CHALLENGE A: Copy out, word for word, the whole forum thread on which power source a load uses first.

PASSAGE TO READ:
━━━━━━━━━━━━━━━━

# Which Source of Energy Comes First?

When there are multiple sources of power, how is it determined which one is used? or are they all split?

Easy example is a grid tied solar system. If you have grid power in a breaker box and also solar power coming into the breaker box, how is the decision explained? Does the load use the incoming solar energy first? If so, why?

From observation, it seems the inverter monitors the voltage from the grid and outputs very slightly higher voltage. If i'm correct then the determining factor is voltage. If voltage is like pressure, is a higher voltage source pushing back the lower voltage source?

• If they're just wired in parallel, then Kirchhoff's laws apply. If there's a box of electronics connecting them all, then it depends on what's in the box of electronics, because the people who designed the electronics get to decide. Commented Jun 10, 2020 at 21:09
• In a real world system the decision is made by design rules. Technology allows any source or sources to be used regardless of voltage levels or other technical parameters. The usual aim is the minimisation of long term amortised cost. This includes the cost of implementing more technically complex systems, feed in tarriffs, unit cost of power, storage costs and more. In simple systems it may just be "the laws of physics" that determine what flows where but even that is a design decision - ie allowing cheap rather than complex solutions. Commented Jun 12, 2020 at 2:37
• || FWIW - your question is not as clear to many as you seem to think it is. Commented Jun 12, 2020 at 2:38

To expand on a comment by user253751, it has to work because of Kirchhoff's current law.

There will be a point in the system where the grid supply, the solar input and the house load all meet. That could be in a breaker box, or some other sort of junction box.

Kirchhoff's current law says that the total current going into a point must equal the total current going out. If it were not so, electrons would be piling up at that point.

So imagine it's a sunny day. The solar inverter is pushing out 10A. The house is drawing 6A. That means 4A must be going out to the grid.

Suppose you turn on a high power appliance, and the load increases to 16A. The solar is still generating 10A, so 6A must be coming in from the grid.

So nothing "decides" where the power comes from. It's all done by the laws of physics.

━━━━━━━━━━━━━━━━

DATA LINES:
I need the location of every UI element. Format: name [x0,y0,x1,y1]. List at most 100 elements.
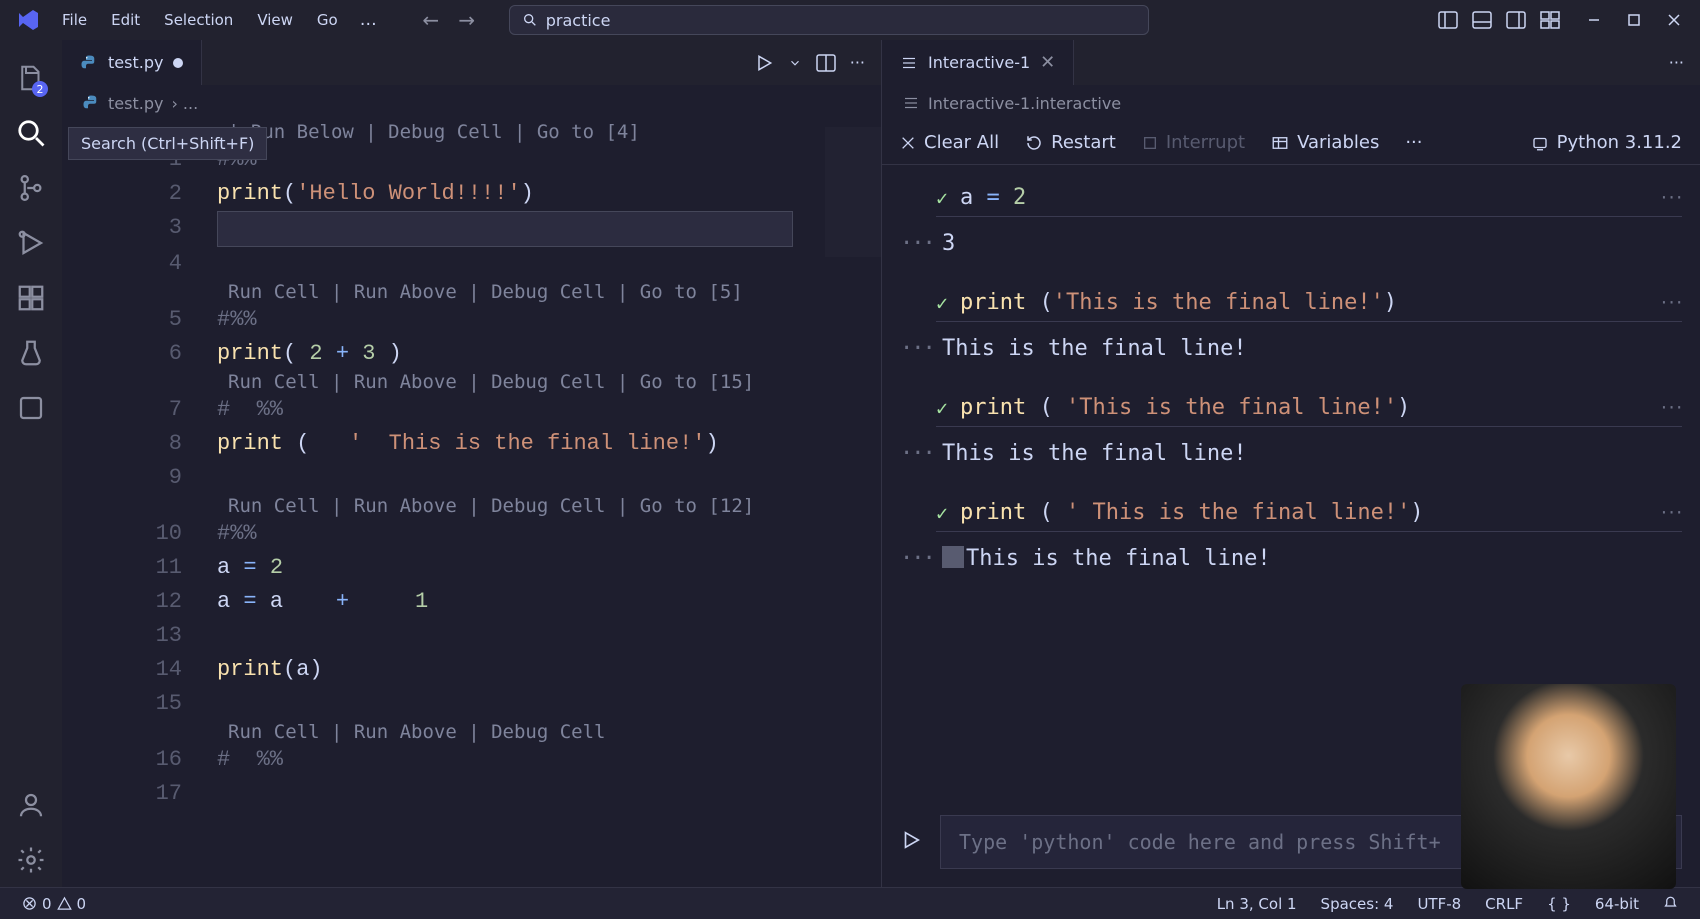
vscode-logo-icon [16,8,40,32]
menu-go[interactable]: Go [305,7,350,33]
expand-icon[interactable]: ··· [1659,503,1682,522]
tab-interactive[interactable]: Interactive-1 ✕ [882,40,1074,85]
maximize-button[interactable] [1614,4,1654,36]
output-menu-icon[interactable]: ··· [900,336,928,361]
execute-input-button[interactable] [900,829,922,855]
layout-panel-icon[interactable] [1468,6,1496,34]
close-icon[interactable]: ✕ [1040,52,1055,73]
line-number: 13 [62,619,217,653]
cell-input[interactable]: ✓ print ( ' This is the final line!') ··… [936,494,1682,532]
minimap[interactable] [825,127,881,257]
dirty-indicator-icon [173,58,183,68]
activity-search[interactable] [6,105,56,160]
status-language[interactable]: { } [1535,895,1583,913]
activity-run-debug[interactable] [6,215,56,270]
output-menu-icon[interactable]: ··· [900,231,928,256]
cell-output: ··· 3 [900,217,1682,256]
toolbar-more[interactable]: ··· [1405,132,1422,153]
tab-label: test.py [108,53,163,72]
activity-bar: 2 [0,40,62,887]
expand-icon[interactable]: ··· [1659,398,1682,417]
tab-bar-right: Interactive-1 ✕ ··· [882,40,1700,85]
minimize-button[interactable] [1574,4,1614,36]
menu-file[interactable]: File [50,7,99,33]
output-menu-icon[interactable]: ··· [900,546,928,571]
restart-button[interactable]: Restart [1025,132,1116,153]
line-number: 15 [62,687,217,721]
command-center-text: practice [546,11,611,30]
leading-space-block [942,546,964,568]
cell: ✓ a = 2 ··· ··· 3 [900,179,1682,256]
command-center[interactable]: practice [509,5,1149,35]
codelens-3[interactable]: Run Cell | Run Above | Debug Cell | Go t… [62,371,881,393]
expand-icon[interactable]: ··· [1659,293,1682,312]
run-dropdown[interactable] [788,56,802,70]
interrupt-button: Interrupt [1142,132,1245,153]
layout-customize-icon[interactable] [1536,6,1564,34]
activity-settings[interactable] [6,832,56,887]
titlebar: File Edit Selection View Go … ← → practi… [0,0,1700,40]
breadcrumb-file: test.py [108,94,163,113]
codelens-4[interactable]: Run Cell | Run Above | Debug Cell | Go t… [62,495,881,517]
cell: ✓ print ('This is the final line!') ··· … [900,284,1682,361]
status-problems[interactable]: 0 0 [10,895,98,913]
editor-group-left: test.py ··· test.py › ... | Run Below | [62,40,882,887]
interactive-icon [900,54,918,72]
line-number: 14 [62,653,217,687]
activity-extensions[interactable] [6,270,56,325]
split-editor-icon[interactable] [816,54,836,72]
breadcrumb-rest: › ... [171,94,198,113]
cell-input[interactable]: ✓ print ( 'This is the final line!') ··· [936,389,1682,427]
nav-back-icon[interactable]: ← [417,6,445,34]
more-actions-icon[interactable]: ··· [850,53,865,72]
line-number: 5 [62,303,217,337]
close-button[interactable] [1654,4,1694,36]
python-file-icon [82,94,100,112]
activity-accounts[interactable] [6,777,56,832]
activity-source-control[interactable] [6,160,56,215]
status-spaces[interactable]: Spaces: 4 [1309,895,1406,913]
layout-sidebar-right-icon[interactable] [1502,6,1530,34]
menu-selection[interactable]: Selection [152,7,245,33]
breadcrumb-right[interactable]: Interactive-1.interactive [882,85,1700,121]
status-encoding[interactable]: UTF-8 [1405,895,1473,913]
codelens-2[interactable]: Run Cell | Run Above | Debug Cell | Go t… [62,281,881,303]
menu-more[interactable]: … [350,6,387,34]
kernel-picker[interactable]: Python 3.11.2 [1531,132,1682,153]
cell-input[interactable]: ✓ print ('This is the final line!') ··· [936,284,1682,322]
output-menu-icon[interactable]: ··· [900,441,928,466]
line-number: 3 [62,211,217,247]
line-number: 11 [62,551,217,585]
status-eol[interactable]: CRLF [1473,895,1535,913]
activity-testing[interactable] [6,325,56,380]
activity-extra[interactable] [6,380,56,435]
line-number: 8 [62,427,217,461]
cell-input[interactable]: ✓ a = 2 ··· [936,179,1682,217]
layout-sidebar-left-icon[interactable] [1434,6,1462,34]
menu-view[interactable]: View [245,7,305,33]
code-editor[interactable]: | Run Below | Debug Cell | Go to [4] 1#%… [62,121,881,887]
activity-explorer[interactable]: 2 [6,50,56,105]
line-number: 16 [62,743,217,777]
menu-edit[interactable]: Edit [99,7,152,33]
tab-label: Interactive-1 [928,53,1030,72]
cell: ✓ print ( ' This is the final line!') ··… [900,494,1682,571]
codelens-5[interactable]: Run Cell | Run Above | Debug Cell [62,721,881,743]
line-number: 4 [62,247,217,281]
search-icon [522,12,538,28]
expand-icon[interactable]: ··· [1659,188,1682,207]
breadcrumb-left[interactable]: test.py › ... [62,85,881,121]
status-bar: 0 0 Ln 3, Col 1 Spaces: 4 UTF-8 CRLF { }… [0,887,1700,919]
run-button[interactable] [754,53,774,73]
variables-button[interactable]: Variables [1271,132,1379,153]
more-actions-icon[interactable]: ··· [1669,53,1684,72]
status-cursor[interactable]: Ln 3, Col 1 [1205,895,1309,913]
cell-output: ··· This is the final line! [900,427,1682,466]
clear-all-button[interactable]: Clear All [900,132,999,153]
status-notifications-icon[interactable] [1651,896,1690,911]
explorer-badge: 2 [32,81,48,97]
tab-test-py[interactable]: test.py [62,40,202,85]
line-number: 2 [62,177,217,211]
status-python-version[interactable]: 64-bit [1583,895,1651,913]
nav-forward-icon[interactable]: → [453,6,481,34]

━━━━━━━━━━━━━━━━

CHALLENGE B: Repeat back the lines of the records starting at the line that contains "vscode-logo-icon [16,8,40,32]" and ending at the line that contains "leading-space-block [942,546,964,568]", with both of those lines included.

CORRECT RESULT A:
# Which Source of Energy Comes First?

When there are multiple sources of power, how is it determined which one is used? or are they all split?

Easy example is a grid tied solar system. If you have grid power in a breaker box and also solar power coming into the breaker box, how is the decision explained? Does the load use the incoming solar energy first? If so, why?

From observation, it seems the inverter monitors the voltage from the grid and outputs very slightly higher voltage. If i'm correct then the determining factor is voltage. If voltage is like pressure, is a higher voltage source pushing back the lower voltage source?

• If they're just wired in parallel, then Kirchhoff's laws apply. If there's a box of electronics connecting them all, then it depends on what's in the box of electronics, because the people who designed the electronics get to decide. Commented Jun 10, 2020 at 21:09
• In a real world system the decision is made by design rules. Technology allows any source or sources to be used regardless of voltage levels or other technical parameters. The usual aim is the minimisation of long term amortised cost. This includes the cost of implementing more technically complex systems, feed in tarriffs, unit cost of power, storage costs and more. In simple systems it may just be "the laws of physics" that determine what flows where but even that is a design decision - ie allowing cheap rather than complex solutions. Commented Jun 12, 2020 at 2:37
• || FWIW - your question is not as clear to many as you seem to think it is. Commented Jun 12, 2020 at 2:38

To expand on a comment by user253751, it has to work because of Kirchhoff's current law.

There will be a point in the system where the grid supply, the solar input and the house load all meet. That could be in a breaker box, or some other sort of junction box.

Kirchhoff's current law says that the total current going into a point must equal the total current going out. If it were not so, electrons would be piling up at that point.

So imagine it's a sunny day. The solar inverter is pushing out 10A. The house is drawing 6A. That means 4A must be going out to the grid.

Suppose you turn on a high power appliance, and the load increases to 16A. The solar is still generating 10A, so 6A must be coming in from the grid.

So nothing "decides" where the power comes from. It's all done by the laws of physics.

CORRECT RESULT B:
vscode-logo-icon [16,8,40,32]
menu-go[interactable]: Go [305,7,350,33]
expand-icon[interactable]: ··· [1659,503,1682,522]
tab-interactive[interactable]: Interactive-1 ✕ [882,40,1074,85]
maximize-button[interactable] [1614,4,1654,36]
output-menu-icon[interactable]: ··· [900,336,928,361]
execute-input-button[interactable] [900,829,922,855]
layout-panel-icon[interactable] [1468,6,1496,34]
close-icon[interactable]: ✕ [1040,52,1055,73]
line-number: 13 [62,619,217,653]
cell-input[interactable]: ✓ print ( ' This is the final line!') ··… [936,494,1682,532]
minimap[interactable] [825,127,881,257]
dirty-indicator-icon [173,58,183,68]
activity-search[interactable] [6,105,56,160]
status-language[interactable]: { } [1535,895,1583,913]
activity-run-debug[interactable] [6,215,56,270]
output-menu-icon[interactable]: ··· [900,231,928,256]
cell-output: ··· 3 [900,217,1682,256]
toolbar-more[interactable]: ··· [1405,132,1422,153]
tab-label: test.py [108,53,163,72]
activity-bar: 2 [0,40,62,887]
expand-icon[interactable]: ··· [1659,398,1682,417]
tab-bar-right: Interactive-1 ✕ ··· [882,40,1700,85]
minimize-button[interactable] [1574,4,1614,36]
menu-file[interactable]: File [50,7,99,33]
output-menu-icon[interactable]: ··· [900,546,928,571]
restart-button[interactable]: Restart [1025,132,1116,153]
line-number: 15 [62,687,217,721]
command-center-text: practice [546,11,611,30]
leading-space-block [942,546,964,568]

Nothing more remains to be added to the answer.